Aim A: According to the passage on the spiritual world, are these statements correct? Answer yes or no for each and quote the words that decide it. (i) In the spiritual world, inquiry is made into the character of a person's faith. (ii) Evils that belong to the will are what condemn a man. (iii) Life forms its doctrine and faith for itself.

** START OF Text block **

The above is in strict accordance with all that Swedenborg has written; for
he says:--
"In the spiritual world to which every man goes after death, it is not the
character of your faith into which inquiry is made, nor of your
_doctrine_, but of your _life_, whether it has been of this
character or that; for it is known that such as a man's _life_ is,
such is his faith--nay, more, such is his doctrine; for life forms its
doctrine and faith for itself." (_D. P._ 101.) "For the good of life
according to one's religion contains within it the affection of knowing
truths, which such persons also learn and receive when they come into the
other life." (_A. C._ 455.)
"Evils which belong to the will, are what condemn a man and sink him down
to hell; and falsities only so far as they become conjoined with evils;
then one follows the other. This is proved by numerous instances of persons
who are in falsities, and yet are saved." (_Ibid._ 845.)

** END OF Text block **
** START OF Material **

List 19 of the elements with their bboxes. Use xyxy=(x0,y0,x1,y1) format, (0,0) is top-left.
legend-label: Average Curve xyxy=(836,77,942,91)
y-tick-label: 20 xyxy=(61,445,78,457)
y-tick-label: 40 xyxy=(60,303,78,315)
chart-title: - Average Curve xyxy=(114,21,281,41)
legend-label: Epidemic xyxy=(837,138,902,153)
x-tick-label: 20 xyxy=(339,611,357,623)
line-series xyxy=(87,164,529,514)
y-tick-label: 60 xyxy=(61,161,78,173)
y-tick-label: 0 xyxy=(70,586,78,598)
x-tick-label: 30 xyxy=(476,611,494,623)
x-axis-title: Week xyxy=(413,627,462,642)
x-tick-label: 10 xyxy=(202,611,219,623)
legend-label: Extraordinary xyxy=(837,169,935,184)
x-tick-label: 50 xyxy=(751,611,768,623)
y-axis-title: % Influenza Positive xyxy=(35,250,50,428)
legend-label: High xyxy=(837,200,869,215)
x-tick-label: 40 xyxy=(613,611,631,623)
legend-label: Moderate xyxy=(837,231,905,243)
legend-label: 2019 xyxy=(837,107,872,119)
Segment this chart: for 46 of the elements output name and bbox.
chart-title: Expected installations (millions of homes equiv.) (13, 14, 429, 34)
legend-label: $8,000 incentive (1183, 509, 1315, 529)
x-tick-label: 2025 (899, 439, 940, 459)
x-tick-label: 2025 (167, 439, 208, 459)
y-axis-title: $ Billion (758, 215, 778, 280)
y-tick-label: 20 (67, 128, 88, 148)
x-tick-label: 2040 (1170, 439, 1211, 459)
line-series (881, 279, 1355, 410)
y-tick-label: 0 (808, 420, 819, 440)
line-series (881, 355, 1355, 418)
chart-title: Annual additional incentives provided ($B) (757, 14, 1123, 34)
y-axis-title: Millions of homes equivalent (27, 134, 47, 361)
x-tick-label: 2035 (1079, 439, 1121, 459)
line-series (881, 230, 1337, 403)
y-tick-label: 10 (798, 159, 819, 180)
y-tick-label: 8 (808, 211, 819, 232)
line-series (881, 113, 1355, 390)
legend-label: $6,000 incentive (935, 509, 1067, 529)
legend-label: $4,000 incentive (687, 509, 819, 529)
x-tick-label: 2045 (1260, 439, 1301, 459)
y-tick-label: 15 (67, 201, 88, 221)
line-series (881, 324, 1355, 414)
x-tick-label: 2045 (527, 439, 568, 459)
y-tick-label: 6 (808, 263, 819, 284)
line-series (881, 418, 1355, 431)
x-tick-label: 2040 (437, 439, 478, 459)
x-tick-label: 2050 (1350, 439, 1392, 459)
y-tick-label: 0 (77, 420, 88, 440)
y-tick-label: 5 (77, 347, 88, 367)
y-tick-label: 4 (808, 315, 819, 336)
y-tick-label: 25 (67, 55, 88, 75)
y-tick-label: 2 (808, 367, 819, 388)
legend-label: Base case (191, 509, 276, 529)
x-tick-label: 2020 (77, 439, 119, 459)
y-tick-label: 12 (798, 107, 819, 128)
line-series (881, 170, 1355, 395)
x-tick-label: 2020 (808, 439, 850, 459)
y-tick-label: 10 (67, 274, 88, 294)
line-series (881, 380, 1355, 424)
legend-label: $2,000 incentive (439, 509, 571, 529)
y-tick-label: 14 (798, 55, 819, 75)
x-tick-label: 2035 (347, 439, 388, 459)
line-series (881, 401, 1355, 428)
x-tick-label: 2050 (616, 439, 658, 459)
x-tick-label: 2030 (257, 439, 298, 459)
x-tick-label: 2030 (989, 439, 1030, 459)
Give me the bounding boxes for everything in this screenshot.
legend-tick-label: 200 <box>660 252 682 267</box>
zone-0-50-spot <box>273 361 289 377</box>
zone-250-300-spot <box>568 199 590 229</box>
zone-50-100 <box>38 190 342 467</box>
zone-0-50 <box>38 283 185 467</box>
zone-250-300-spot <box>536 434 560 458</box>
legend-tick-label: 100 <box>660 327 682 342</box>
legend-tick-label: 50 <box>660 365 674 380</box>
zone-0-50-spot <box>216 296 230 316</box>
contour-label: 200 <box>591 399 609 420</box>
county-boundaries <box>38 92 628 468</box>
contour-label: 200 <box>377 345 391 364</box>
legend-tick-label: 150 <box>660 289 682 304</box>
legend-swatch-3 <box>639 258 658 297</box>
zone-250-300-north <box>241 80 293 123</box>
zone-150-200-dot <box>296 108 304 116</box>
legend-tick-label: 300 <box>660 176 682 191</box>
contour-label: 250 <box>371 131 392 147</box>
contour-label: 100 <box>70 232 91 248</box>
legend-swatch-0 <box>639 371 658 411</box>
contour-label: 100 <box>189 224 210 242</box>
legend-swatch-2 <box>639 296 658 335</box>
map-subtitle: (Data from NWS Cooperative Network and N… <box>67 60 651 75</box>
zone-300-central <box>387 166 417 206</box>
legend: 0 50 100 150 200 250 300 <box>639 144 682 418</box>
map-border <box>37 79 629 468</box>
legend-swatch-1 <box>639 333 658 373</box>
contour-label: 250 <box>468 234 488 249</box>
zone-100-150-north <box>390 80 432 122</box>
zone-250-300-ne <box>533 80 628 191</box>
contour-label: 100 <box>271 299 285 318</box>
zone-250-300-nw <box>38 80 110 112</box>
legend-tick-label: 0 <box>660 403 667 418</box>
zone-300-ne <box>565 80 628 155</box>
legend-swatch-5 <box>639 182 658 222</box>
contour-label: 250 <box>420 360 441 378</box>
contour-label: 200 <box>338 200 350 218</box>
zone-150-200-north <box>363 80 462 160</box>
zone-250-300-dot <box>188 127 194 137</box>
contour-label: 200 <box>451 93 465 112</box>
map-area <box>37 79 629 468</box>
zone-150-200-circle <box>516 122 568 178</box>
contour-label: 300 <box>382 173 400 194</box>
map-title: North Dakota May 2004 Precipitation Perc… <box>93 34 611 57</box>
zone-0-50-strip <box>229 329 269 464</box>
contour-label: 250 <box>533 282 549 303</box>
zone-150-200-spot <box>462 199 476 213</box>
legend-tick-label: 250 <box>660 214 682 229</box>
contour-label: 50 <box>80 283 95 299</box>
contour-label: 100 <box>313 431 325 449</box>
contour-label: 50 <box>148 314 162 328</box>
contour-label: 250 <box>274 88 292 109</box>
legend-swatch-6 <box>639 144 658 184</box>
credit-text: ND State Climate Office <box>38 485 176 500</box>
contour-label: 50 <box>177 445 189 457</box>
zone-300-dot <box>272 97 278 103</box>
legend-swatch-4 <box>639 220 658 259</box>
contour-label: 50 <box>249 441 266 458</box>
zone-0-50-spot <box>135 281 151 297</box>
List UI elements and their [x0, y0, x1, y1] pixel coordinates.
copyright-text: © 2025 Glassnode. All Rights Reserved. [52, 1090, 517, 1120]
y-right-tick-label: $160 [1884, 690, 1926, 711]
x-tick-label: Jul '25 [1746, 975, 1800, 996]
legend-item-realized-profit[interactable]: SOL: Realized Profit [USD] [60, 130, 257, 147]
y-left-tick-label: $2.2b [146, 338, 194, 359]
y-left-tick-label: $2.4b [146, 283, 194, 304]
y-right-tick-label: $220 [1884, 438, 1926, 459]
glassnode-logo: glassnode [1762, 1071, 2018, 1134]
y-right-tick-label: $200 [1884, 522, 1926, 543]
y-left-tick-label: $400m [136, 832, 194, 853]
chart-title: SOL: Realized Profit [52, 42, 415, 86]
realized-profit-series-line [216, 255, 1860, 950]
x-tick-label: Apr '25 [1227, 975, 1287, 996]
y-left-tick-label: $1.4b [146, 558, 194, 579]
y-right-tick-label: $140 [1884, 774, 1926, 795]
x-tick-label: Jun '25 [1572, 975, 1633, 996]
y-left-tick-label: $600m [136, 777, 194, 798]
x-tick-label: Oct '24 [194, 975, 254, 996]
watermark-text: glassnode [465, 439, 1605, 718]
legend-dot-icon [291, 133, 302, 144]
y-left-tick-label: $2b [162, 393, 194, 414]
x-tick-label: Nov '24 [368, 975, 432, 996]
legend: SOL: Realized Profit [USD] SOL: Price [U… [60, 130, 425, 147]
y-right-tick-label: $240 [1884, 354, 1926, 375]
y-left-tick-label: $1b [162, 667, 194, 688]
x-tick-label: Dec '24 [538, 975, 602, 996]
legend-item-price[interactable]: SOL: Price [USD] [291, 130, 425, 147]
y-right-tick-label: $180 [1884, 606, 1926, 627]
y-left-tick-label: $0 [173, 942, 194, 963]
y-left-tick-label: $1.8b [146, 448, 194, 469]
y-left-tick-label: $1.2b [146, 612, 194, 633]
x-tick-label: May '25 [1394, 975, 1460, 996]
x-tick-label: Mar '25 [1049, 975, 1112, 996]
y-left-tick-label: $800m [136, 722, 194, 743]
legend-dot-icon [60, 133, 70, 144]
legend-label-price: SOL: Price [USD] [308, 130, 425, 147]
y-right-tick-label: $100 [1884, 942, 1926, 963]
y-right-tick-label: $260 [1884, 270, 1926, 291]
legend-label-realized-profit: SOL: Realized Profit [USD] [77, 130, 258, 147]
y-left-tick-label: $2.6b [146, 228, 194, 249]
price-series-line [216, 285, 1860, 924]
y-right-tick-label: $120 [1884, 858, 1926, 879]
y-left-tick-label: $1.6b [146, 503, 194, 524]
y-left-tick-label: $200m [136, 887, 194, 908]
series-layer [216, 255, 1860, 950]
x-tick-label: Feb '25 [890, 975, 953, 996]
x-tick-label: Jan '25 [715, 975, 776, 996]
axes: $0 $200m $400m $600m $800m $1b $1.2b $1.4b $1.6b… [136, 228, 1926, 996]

** END OF Material **

Aim B: Transcribe the entries word for word, from their first line through the line that contains "y-tick-label: 8 (808, 211, 819, 232)", with both ends included.

Correct answer A:
(i) No: "it is not the character of your faith into which inquiry is made"
(ii) Yes: "Evils which belong to the will, are what condemn a man"
(iii) Yes: "for life forms its doctrine and faith for itself"

Correct answer B:
List 19 of the elements with their bboxes. Use xyxy=(x0,y0,x1,y1) format, (0,0) is top-left.
legend-label: Average Curve xyxy=(836,77,942,91)
y-tick-label: 20 xyxy=(61,445,78,457)
y-tick-label: 40 xyxy=(60,303,78,315)
chart-title: - Average Curve xyxy=(114,21,281,41)
legend-label: Epidemic xyxy=(837,138,902,153)
x-tick-label: 20 xyxy=(339,611,357,623)
line-series xyxy=(87,164,529,514)
y-tick-label: 60 xyxy=(61,161,78,173)
y-tick-label: 0 xyxy=(70,586,78,598)
x-tick-label: 30 xyxy=(476,611,494,623)
x-axis-title: Week xyxy=(413,627,462,642)
x-tick-label: 10 xyxy=(202,611,219,623)
legend-label: Extraordinary xyxy=(837,169,935,184)
x-tick-label: 50 xyxy=(751,611,768,623)
y-axis-title: % Influenza Positive xyxy=(35,250,50,428)
legend-label: High xyxy=(837,200,869,215)
x-tick-label: 40 xyxy=(613,611,631,623)
legend-label: Moderate xyxy=(837,231,905,243)
legend-label: 2019 xyxy=(837,107,872,119)
Segment this chart: for 46 of the elements output name and bbox.
chart-title: Expected installations (millions of homes equiv.) (13, 14, 429, 34)
legend-label: $8,000 incentive (1183, 509, 1315, 529)
x-tick-label: 2025 (899, 439, 940, 459)
x-tick-label: 2025 (167, 439, 208, 459)
y-axis-title: $ Billion (758, 215, 778, 280)
y-tick-label: 20 (67, 128, 88, 148)
x-tick-label: 2040 (1170, 439, 1211, 459)
line-series (881, 279, 1355, 410)
y-tick-label: 0 (808, 420, 819, 440)
line-series (881, 355, 1355, 418)
chart-title: Annual additional incentives provided ($B) (757, 14, 1123, 34)
y-axis-title: Millions of homes equivalent (27, 134, 47, 361)
x-tick-label: 2035 (1079, 439, 1121, 459)
line-series (881, 230, 1337, 403)
y-tick-label: 10 (798, 159, 819, 180)
y-tick-label: 8 (808, 211, 819, 232)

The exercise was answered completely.